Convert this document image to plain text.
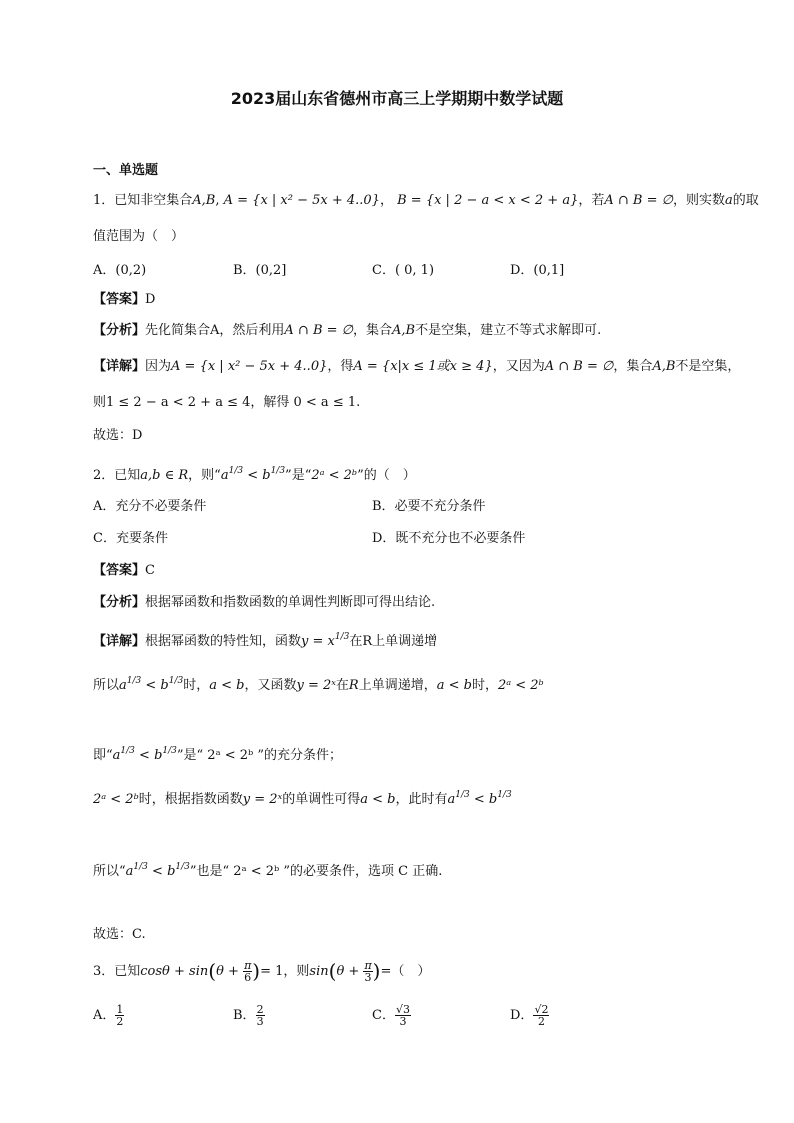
2023届山东省德州市高三上学期期中数学试题
一、单选题
1．已知非空集合A,B, A = {x | x² − 5x + 4..0}， B = {x | 2 − a < x < 2 + a}，若A ∩ B = ∅，则实数a的取
值范围为（　）
A．(0,2)	B．(0,2]	C．( 0, 1)	D．(0,1]
【答案】D
【分析】先化简集合A，然后利用A ∩ B = ∅，集合A,B不是空集，建立不等式求解即可.
【详解】因为A = {x | x² − 5x + 4..0}，得A = {x|x ≤ 1或x ≥ 4}，又因为A ∩ B = ∅，集合A,B不是空集，
则1 ≤ 2 − a < 2 + a ≤ 4，解得 0 < a ≤ 1.
故选：D
2．已知a,b ∈ R，则“$a^{1/3} < b^{1/3}$”是“2ᵃ < 2ᵇ”的（　）
A．充分不必要条件	B．必要不充分条件
C．充要条件	D．既不充分也不必要条件
【答案】C
【分析】根据幂函数和指数函数的单调性判断即可得出结论.
【详解】根据幂函数的特性知，函数$y = x^{1/3}$在R上单调递增
所以$a^{1/3} < b^{1/3}$时，a < b，又函数y = 2ˣ在R上单调递增，a < b时，2ᵃ < 2ᵇ
即“$a^{1/3} < b^{1/3}$”是“ 2ᵃ < 2ᵇ ”的充分条件；
2ᵃ < 2ᵇ时，根据指数函数y = 2ˣ的单调性可得a < b，此时有$a^{1/3} < b^{1/3}$
所以“$a^{1/3} < b^{1/3}$”也是“ 2ᵃ < 2ᵇ ”的必要条件，选项 C 正确.
故选：C.
3．已知$\cos\theta + \sin(\theta + \frac{\pi}{6}$ )= 1，则$\sin(\theta + \frac{\pi}{3}$ )=（　）
A． $\frac{1}{2}$	B． $\frac{2}{3}$	C． $\frac{√3}{3}$	D． $\frac{√2}{2}$
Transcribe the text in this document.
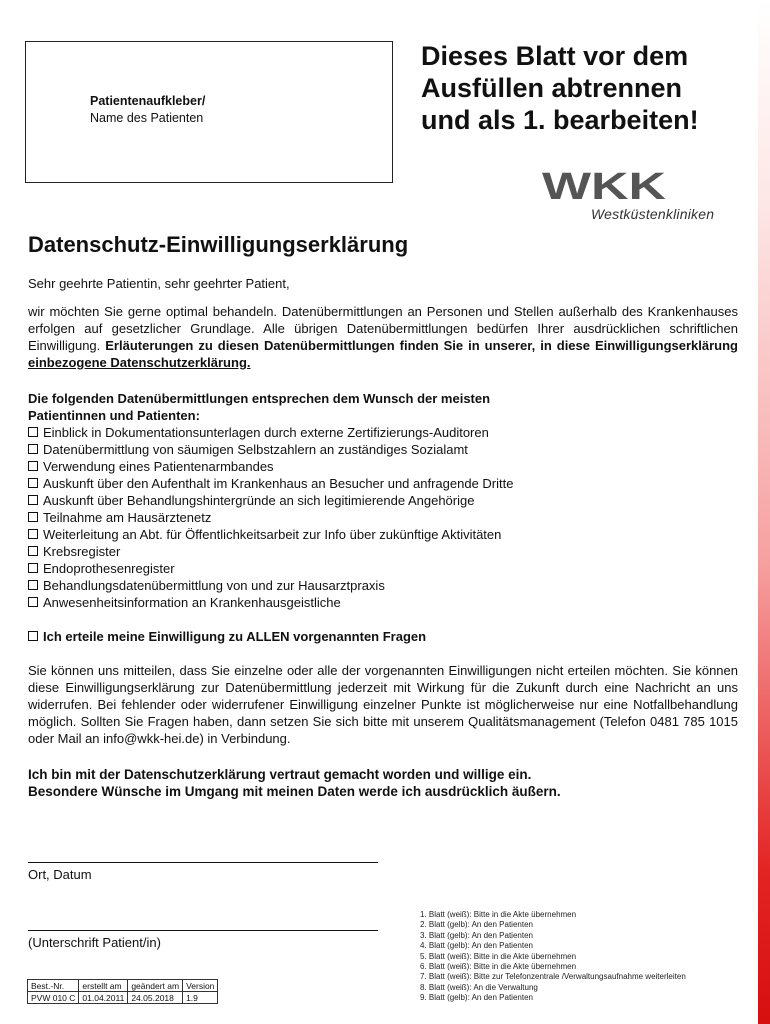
Patientenaufkleber/
Name des Patienten
Dieses Blatt vor dem
Ausfüllen abtrennen
und als 1. bearbeiten!
WKK
Westküstenkliniken
Datenschutz-Einwilligungserklärung
Sehr geehrte Patientin, sehr geehrter Patient,
wir möchten Sie gerne optimal behandeln. Datenübermittlungen an Personen und Stellen außerhalb des Krankenhauses erfolgen auf gesetzlicher Grundlage. Alle übrigen Datenübermittlungen bedürfen Ihrer ausdrücklichen schriftlichen Einwilligung. Erläuterungen zu diesen Datenübermittlungen finden Sie in unserer, in diese Einwilligungserklärung einbezogene Datenschutzerklärung.
Die folgenden Datenübermittlungen entsprechen dem Wunsch der meisten
Patientinnen und Patienten:
Einblick in Dokumentationsunterlagen durch externe Zertifizierungs-Auditoren
Datenübermittlung von säumigen Selbstzahlern an zuständiges Sozialamt
Verwendung eines Patientenarmbandes
Auskunft über den Aufenthalt im Krankenhaus an Besucher und anfragende Dritte
Auskunft über Behandlungshintergründe an sich legitimierende Angehörige
Teilnahme am Hausärztenetz
Weiterleitung an Abt. für Öffentlichkeitsarbeit zur Info über zukünftige Aktivitäten
Krebsregister
Endoprothesenregister
Behandlungsdatenübermittlung von und zur Hausarztpraxis
Anwesenheitsinformation an Krankenhausgeistliche
Ich erteile meine Einwilligung zu ALLEN vorgenannten Fragen
Sie können uns mitteilen, dass Sie einzelne oder alle der vorgenannten Einwilligungen nicht erteilen möchten. Sie können diese Einwilligungserklärung zur Datenübermittlung jederzeit mit Wirkung für die Zukunft durch eine Nachricht an uns widerrufen. Bei fehlender oder widerrufener Einwilligung einzelner Punkte ist möglicherweise nur eine Notfallbehandlung möglich. Sollten Sie Fragen haben, dann setzen Sie sich bitte mit unserem Qualitätsmanagement (Telefon 0481 785 1015 oder Mail an info@wkk-hei.de) in Verbindung.
Ich bin mit der Datenschutzerklärung vertraut gemacht worden und willige ein.
Besondere Wünsche im Umgang mit meinen Daten werde ich ausdrücklich äußern.
Ort, Datum
(Unterschrift Patient/in)
Best.-Nr.	erstellt am	geändert am	Version
PVW 010 C	01.04.2011	24.05.2018	1.9
1. Blatt (weiß): Bitte in die Akte übernehmen
2. Blatt (gelb): An den Patienten
3. Blatt (gelb): An den Patienten
4. Blatt (gelb): An den Patienten
5. Blatt (weiß): Bitte in die Akte übernehmen
6. Blatt (weiß): Bitte in die Akte übernehmen
7. Blatt (weiß): Bitte zur Telefonzentrale /Verwaltungsaufnahme weiterleiten
8. Blatt (weiß): An die Verwaltung
9. Blatt (gelb): An den Patienten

*Job:* Write out the entries above word for word. Do not include the pictures.

*Reply to the task:*
Convert this document image to plain text.
2023届山东省德州市高三上学期期中数学试题
一、单选题
1．已知非空集合A,B, A = {x | x² − 5x + 4..0}， B = {x | 2 − a < x < 2 + a}，若A ∩ B = ∅，则实数a的取
值范围为（　）
A．(0,2)	B．(0,2]	C．( 0, 1)	D．(0,1]
【答案】D
【分析】先化简集合A，然后利用A ∩ B = ∅，集合A,B不是空集，建立不等式求解即可.
【详解】因为A = {x | x² − 5x + 4..0}，得A = {x|x ≤ 1或x ≥ 4}，又因为A ∩ B = ∅，集合A,B不是空集，
则1 ≤ 2 − a < 2 + a ≤ 4，解得 0 < a ≤ 1.
故选：D
2．已知a,b ∈ R，则“$a^{1/3} < b^{1/3}$”是“2ᵃ < 2ᵇ”的（　）
A．充分不必要条件	B．必要不充分条件
C．充要条件	D．既不充分也不必要条件
【答案】C
【分析】根据幂函数和指数函数的单调性判断即可得出结论.
【详解】根据幂函数的特性知，函数$y = x^{1/3}$在R上单调递增
所以$a^{1/3} < b^{1/3}$时，a < b，又函数y = 2ˣ在R上单调递增，a < b时，2ᵃ < 2ᵇ
即“$a^{1/3} < b^{1/3}$”是“ 2ᵃ < 2ᵇ ”的充分条件；
2ᵃ < 2ᵇ时，根据指数函数y = 2ˣ的单调性可得a < b，此时有$a^{1/3} < b^{1/3}$
所以“$a^{1/3} < b^{1/3}$”也是“ 2ᵃ < 2ᵇ ”的必要条件，选项 C 正确.
故选：C.
3．已知$\cos\theta + \sin(\theta + \frac{\pi}{6}$ )= 1，则$\sin(\theta + \frac{\pi}{3}$ )=（　）
A． $\frac{1}{2}$	B． $\frac{2}{3}$	C． $\frac{√3}{3}$	D． $\frac{√2}{2}$
Transcribe the text in this document.
Patientenaufkleber/
Name des Patienten
Dieses Blatt vor dem
Ausfüllen abtrennen
und als 1. bearbeiten!
WKK
Westküstenkliniken
Datenschutz-Einwilligungserklärung
Sehr geehrte Patientin, sehr geehrter Patient,
wir möchten Sie gerne optimal behandeln. Datenübermittlungen an Personen und Stellen außerhalb des Krankenhauses erfolgen auf gesetzlicher Grundlage. Alle übrigen Datenübermittlungen bedürfen Ihrer ausdrücklichen schriftlichen Einwilligung. Erläuterungen zu diesen Datenübermittlungen finden Sie in unserer, in diese Einwilligungserklärung einbezogene Datenschutzerklärung.
Die folgenden Datenübermittlungen entsprechen dem Wunsch der meisten
Patientinnen und Patienten:
Einblick in Dokumentationsunterlagen durch externe Zertifizierungs-Auditoren
Datenübermittlung von säumigen Selbstzahlern an zuständiges Sozialamt
Verwendung eines Patientenarmbandes
Auskunft über den Aufenthalt im Krankenhaus an Besucher und anfragende Dritte
Auskunft über Behandlungshintergründe an sich legitimierende Angehörige
Teilnahme am Hausärztenetz
Weiterleitung an Abt. für Öffentlichkeitsarbeit zur Info über zukünftige Aktivitäten
Krebsregister
Endoprothesenregister
Behandlungsdatenübermittlung von und zur Hausarztpraxis
Anwesenheitsinformation an Krankenhausgeistliche
Ich erteile meine Einwilligung zu ALLEN vorgenannten Fragen
Sie können uns mitteilen, dass Sie einzelne oder alle der vorgenannten Einwilligungen nicht erteilen möchten. Sie können diese Einwilligungserklärung zur Datenübermittlung jederzeit mit Wirkung für die Zukunft durch eine Nachricht an uns widerrufen. Bei fehlender oder widerrufener Einwilligung einzelner Punkte ist möglicherweise nur eine Notfallbehandlung möglich. Sollten Sie Fragen haben, dann setzen Sie sich bitte mit unserem Qualitätsmanagement (Telefon 0481 785 1015 oder Mail an info@wkk-hei.de) in Verbindung.
Ich bin mit der Datenschutzerklärung vertraut gemacht worden und willige ein.
Besondere Wünsche im Umgang mit meinen Daten werde ich ausdrücklich äußern.
Ort, Datum
(Unterschrift Patient/in)
Best.-Nr.	erstellt am	geändert am	Version
PVW 010 C	01.04.2011	24.05.2018	1.9
1. Blatt (weiß): Bitte in die Akte übernehmen
2. Blatt (gelb): An den Patienten
3. Blatt (gelb): An den Patienten
4. Blatt (gelb): An den Patienten
5. Blatt (weiß): Bitte in die Akte übernehmen
6. Blatt (weiß): Bitte in die Akte übernehmen
7. Blatt (weiß): Bitte zur Telefonzentrale /Verwaltungsaufnahme weiterleiten
8. Blatt (weiß): An die Verwaltung
9. Blatt (gelb): An den Patienten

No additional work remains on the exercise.